==== PAGE ====

The first draft of the fourth book was completed in December 2019. The title, Rhythm of War, was announced on the Tor website on February 10, 2020. The cover was revealed six months later, on August 17. The book was finished in July 2020. In a Facebook post, the author revealed that the final word count is "roughly 460,000" words, around the length of Oathbringer, and the book consists of 112 chapters, plus differently numbered interludes, a prologue, and an epilogue. Rhythm of War was published on November 17, 2020.

Books

Ten books are planned in the series, broken down into two sets of five books each. Sanderson describes the planned story arc of the second set of five books as a "sequel" to the first set, with some appearances of characters from the first set. The biggest timeskip in the series will occur between the fifth and sixth book.

As of 2020, two novellas have been published. The first novella, titled Edgedancer and featuring the character Lift, is set between Words of Radiance and Oathbringer and was originally published in Arcanum Unbounded: The Cosmere Collection in 2016. A standalone edition of Edgedancer was published on October 17, 2017. The second novella, Dawnshard, featuring the characters Rysn and Lopen, was published in November 2020 and takes place in the one-year gap between Oathbringer and Rhythm of War.

==== MATERIAL SUPPLIED ====

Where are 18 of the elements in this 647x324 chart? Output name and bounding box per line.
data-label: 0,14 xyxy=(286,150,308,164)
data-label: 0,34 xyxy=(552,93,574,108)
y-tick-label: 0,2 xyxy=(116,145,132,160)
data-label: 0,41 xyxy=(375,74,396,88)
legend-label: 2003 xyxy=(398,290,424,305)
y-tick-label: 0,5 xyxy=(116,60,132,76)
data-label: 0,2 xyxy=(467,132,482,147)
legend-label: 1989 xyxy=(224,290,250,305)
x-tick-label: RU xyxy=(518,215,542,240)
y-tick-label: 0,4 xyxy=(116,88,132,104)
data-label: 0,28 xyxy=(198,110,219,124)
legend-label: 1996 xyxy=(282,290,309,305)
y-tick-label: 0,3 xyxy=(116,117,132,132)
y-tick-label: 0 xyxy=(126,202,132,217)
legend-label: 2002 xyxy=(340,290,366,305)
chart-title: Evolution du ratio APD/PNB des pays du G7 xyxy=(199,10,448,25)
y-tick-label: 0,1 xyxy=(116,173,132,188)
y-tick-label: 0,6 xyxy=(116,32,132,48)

====
==== MATERIAL SUPPLIED ====

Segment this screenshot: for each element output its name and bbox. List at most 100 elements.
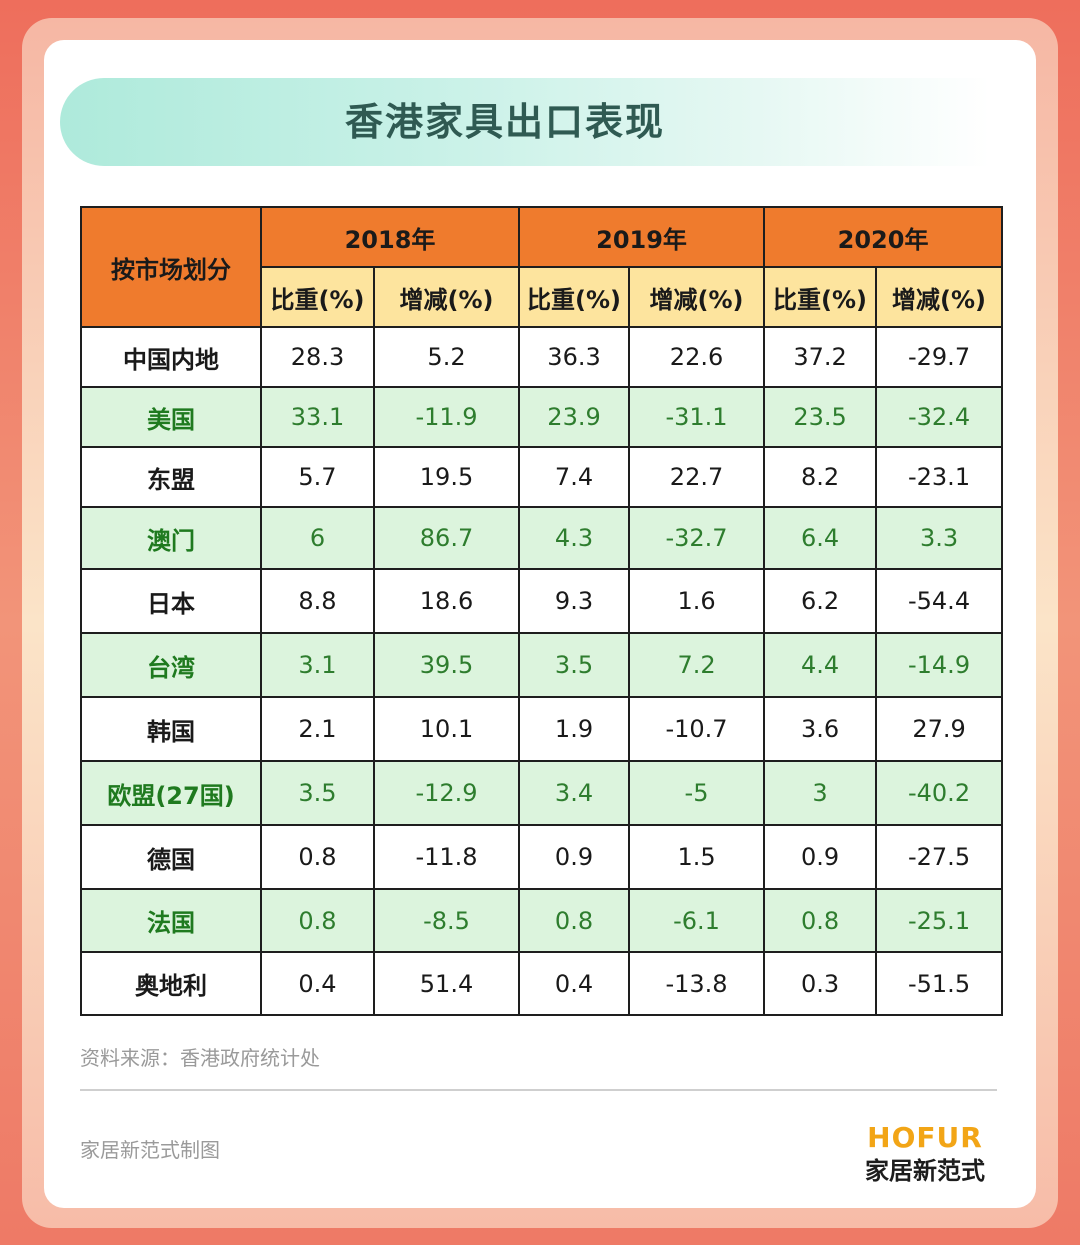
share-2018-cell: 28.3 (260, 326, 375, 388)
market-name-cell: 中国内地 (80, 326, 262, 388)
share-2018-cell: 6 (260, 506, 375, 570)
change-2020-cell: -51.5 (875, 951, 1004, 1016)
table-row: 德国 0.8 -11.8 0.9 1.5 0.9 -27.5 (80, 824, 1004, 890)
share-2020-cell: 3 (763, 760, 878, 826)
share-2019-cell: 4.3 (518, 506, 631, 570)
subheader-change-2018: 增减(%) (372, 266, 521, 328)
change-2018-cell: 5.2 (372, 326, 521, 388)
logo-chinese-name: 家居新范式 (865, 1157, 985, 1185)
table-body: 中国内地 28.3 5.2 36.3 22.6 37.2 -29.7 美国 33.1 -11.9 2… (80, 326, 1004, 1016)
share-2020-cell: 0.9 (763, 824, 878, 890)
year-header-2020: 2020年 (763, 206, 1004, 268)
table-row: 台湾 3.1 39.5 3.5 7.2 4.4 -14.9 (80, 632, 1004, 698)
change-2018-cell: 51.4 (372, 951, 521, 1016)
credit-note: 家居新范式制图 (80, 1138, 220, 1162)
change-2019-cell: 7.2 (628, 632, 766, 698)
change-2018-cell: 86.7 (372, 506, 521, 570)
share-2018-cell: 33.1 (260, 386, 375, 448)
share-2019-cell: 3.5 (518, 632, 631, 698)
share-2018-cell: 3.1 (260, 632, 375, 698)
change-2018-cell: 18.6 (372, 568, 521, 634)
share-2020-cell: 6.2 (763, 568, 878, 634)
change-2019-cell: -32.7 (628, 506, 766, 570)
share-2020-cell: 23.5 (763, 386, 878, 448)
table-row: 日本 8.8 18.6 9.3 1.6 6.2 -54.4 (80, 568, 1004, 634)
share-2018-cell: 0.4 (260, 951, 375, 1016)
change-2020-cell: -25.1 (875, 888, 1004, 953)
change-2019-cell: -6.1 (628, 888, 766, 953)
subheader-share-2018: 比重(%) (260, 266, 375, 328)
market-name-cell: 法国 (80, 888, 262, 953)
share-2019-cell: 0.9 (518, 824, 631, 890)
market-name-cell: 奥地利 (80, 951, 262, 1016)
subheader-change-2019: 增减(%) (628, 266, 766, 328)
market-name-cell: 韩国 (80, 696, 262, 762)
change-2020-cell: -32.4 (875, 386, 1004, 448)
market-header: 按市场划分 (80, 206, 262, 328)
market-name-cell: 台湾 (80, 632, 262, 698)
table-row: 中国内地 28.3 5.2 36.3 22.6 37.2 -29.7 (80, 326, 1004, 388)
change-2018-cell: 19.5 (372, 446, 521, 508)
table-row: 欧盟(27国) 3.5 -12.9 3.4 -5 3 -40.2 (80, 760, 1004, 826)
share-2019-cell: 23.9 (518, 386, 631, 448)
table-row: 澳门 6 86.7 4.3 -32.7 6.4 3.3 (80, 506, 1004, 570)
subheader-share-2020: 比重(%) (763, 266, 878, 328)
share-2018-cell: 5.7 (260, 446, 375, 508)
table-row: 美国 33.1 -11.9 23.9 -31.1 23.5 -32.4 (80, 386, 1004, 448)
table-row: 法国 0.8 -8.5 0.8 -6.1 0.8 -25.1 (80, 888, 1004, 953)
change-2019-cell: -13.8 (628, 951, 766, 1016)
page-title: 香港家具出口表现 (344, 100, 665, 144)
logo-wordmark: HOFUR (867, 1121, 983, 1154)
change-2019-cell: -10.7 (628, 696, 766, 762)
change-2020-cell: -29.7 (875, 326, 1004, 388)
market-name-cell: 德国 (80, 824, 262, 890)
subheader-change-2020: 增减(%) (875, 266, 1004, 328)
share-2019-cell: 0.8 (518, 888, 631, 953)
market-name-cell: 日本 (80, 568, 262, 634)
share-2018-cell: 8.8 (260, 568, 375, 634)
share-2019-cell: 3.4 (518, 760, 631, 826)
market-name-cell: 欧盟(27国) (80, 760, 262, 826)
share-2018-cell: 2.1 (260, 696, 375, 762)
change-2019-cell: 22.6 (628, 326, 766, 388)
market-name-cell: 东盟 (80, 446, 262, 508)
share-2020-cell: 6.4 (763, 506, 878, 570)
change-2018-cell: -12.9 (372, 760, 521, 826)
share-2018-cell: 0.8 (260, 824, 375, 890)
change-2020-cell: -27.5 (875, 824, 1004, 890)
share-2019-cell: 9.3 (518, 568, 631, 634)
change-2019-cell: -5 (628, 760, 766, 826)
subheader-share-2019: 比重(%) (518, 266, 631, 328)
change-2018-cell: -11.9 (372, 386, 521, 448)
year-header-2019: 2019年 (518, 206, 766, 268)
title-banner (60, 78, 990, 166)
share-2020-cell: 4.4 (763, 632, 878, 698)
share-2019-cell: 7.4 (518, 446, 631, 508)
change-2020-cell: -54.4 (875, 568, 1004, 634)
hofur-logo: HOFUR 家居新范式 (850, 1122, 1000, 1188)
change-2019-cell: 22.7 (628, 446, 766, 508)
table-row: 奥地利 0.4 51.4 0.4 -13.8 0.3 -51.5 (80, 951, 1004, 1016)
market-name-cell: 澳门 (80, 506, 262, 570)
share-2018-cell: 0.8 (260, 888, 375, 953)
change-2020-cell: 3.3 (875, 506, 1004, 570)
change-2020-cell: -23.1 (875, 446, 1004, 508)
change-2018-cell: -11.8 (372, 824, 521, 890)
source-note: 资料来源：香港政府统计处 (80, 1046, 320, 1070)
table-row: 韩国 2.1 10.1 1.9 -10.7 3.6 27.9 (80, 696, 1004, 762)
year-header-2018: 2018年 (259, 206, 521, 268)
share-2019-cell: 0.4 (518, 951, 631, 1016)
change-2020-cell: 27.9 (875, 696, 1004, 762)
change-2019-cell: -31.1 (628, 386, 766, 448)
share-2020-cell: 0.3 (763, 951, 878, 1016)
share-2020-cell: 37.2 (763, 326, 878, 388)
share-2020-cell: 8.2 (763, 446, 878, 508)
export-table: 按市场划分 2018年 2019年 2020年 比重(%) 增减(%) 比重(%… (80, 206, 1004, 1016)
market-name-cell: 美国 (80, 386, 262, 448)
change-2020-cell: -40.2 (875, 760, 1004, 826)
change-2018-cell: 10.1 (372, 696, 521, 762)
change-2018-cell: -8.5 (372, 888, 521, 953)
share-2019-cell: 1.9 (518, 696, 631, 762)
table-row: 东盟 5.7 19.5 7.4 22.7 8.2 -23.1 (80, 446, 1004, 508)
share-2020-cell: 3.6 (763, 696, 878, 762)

====
==== MATERIAL SUPPLIED ====

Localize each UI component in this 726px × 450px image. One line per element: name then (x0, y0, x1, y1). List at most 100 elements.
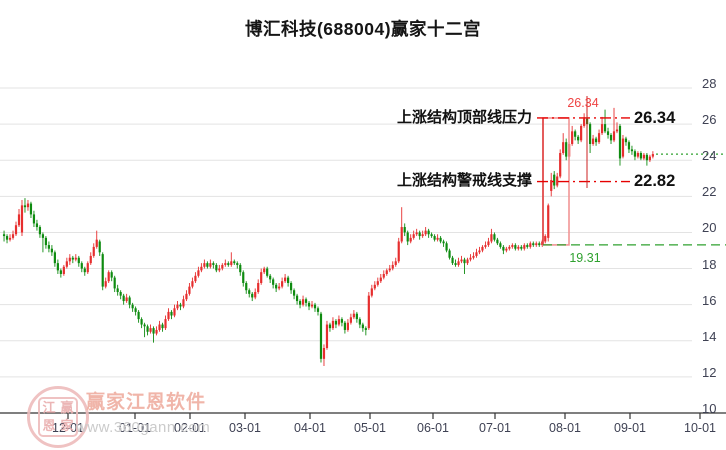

====

EXERCISE SET
[1] In the passage about the book series, how many books are planned in total?
[2] Proceed with the passage about the book series, writing on from its final sentence.

ANSWERS TO THE EXERCISE
[1] Ten books, in two sets of five.

[2]
Concepts

World
Roshar is the native name for the planet on which The Stormlight Archive is set. It is also the name of the supercontinent on which the main events of the series take place. People from Roshar are called Rosharans. Roshar is the second planet from its sun and has three moons, each of which waxes and wanes separately from the others. The world is regularly  assaulted by highstorms, storms characterized by a very violent storm front traveling from east to west (beginning at the Origin), followed by weaker rains. The lands in Shinovar, farthest west on the main continent of Roshar, are mostly protected from the highstorms by the high peaks of the Misted Mountains. Most plants that grow in Shinovar, which resemble real-world plant life, cannot grow in other parts of Roshar. Highstorms come frequently and, though they do not appear to follow a simple pattern, stormwardens are able to accurately predict their schedule through complex mathematics. Flora and fauna have evolved to cope with this condition.

Nations and regions
During the Heraldic Epochs, Roshar was ruled by a coalition of ten nations known as the Silver Kingdoms. In the Era of Solitude, following the departure of the Heralds and the demise of the Orders of Knights Radiant, those kingdoms split into smaller ones, some of more important being:

 Alethkar
 Jah Keved
 Herdaz
 Thaylenah
 Kharbranth and Natani cities in the Frostlands
 Numerous Makabaki countries, with Azir being most prominent
 Shinovar
 Rira and Iri

Races
The Stormlight Archive features several different races, although most are often portrayed as different ethnicities of humans. Some of these races include:

 Thaylens: Renowned traders and merchants native to an island nation. They possess long eyebrows that can be styled to either droop or curve behind their ears.
 Alethi: Native to the nation of Alethkar, the Alethi are members of one of the four Vorin nations. They have a famed military heritage and are possessed of tan skin and dark hair.
 Veden: Native to the Vorin nation of Jah Keved, the Vedens are characterized by pale skin and black hair. Some have red hair, indicating Unkalaki ancestry.
 Natanatani: Native to the Vorin nation inhabiting New Natanan, the Natanatani often wear gloves and have faintly bluish skin.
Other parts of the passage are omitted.